## Begin Supplied data

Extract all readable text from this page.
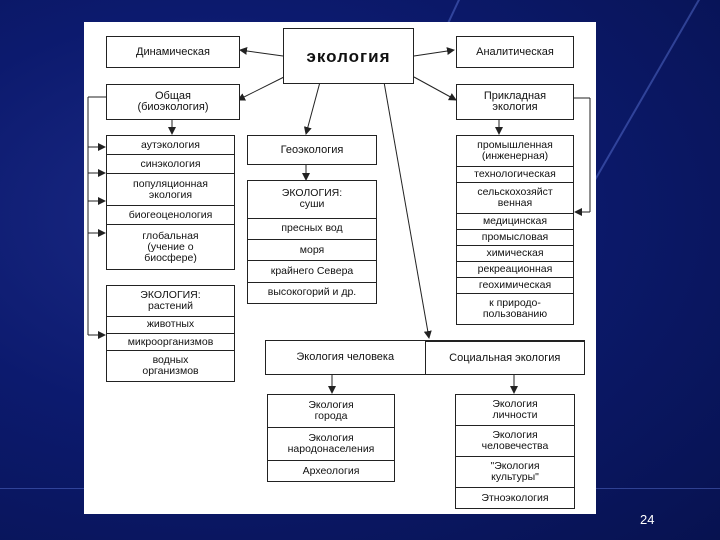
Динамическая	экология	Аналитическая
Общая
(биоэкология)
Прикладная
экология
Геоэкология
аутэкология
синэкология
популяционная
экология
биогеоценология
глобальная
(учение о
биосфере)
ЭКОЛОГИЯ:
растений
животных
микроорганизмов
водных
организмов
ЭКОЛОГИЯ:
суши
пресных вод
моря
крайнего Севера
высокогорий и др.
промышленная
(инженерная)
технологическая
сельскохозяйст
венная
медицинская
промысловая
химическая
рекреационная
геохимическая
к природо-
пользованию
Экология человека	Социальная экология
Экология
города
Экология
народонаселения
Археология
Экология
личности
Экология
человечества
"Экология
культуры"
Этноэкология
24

## End Supplied data

* Your goal *
Copy out each record shown above without alteration, skipping any picture.

* Finished exercise *
Extract all readable text from this page.
Динамическая	экология	Аналитическая
Общая
(биоэкология)
Прикладная
экология
Геоэкология
аутэкология
синэкология
популяционная
экология
биогеоценология
глобальная
(учение о
биосфере)
ЭКОЛОГИЯ:
растений
животных
микроорганизмов
водных
организмов
ЭКОЛОГИЯ:
суши
пресных вод
моря
крайнего Севера
высокогорий и др.
промышленная
(инженерная)
технологическая
сельскохозяйст
венная
медицинская
промысловая
химическая
рекреационная
геохимическая
к природо-
пользованию
Экология человека	Социальная экология
Экология
города
Экология
народонаселения
Археология
Экология
личности
Экология
человечества
"Экология
культуры"
Этноэкология
24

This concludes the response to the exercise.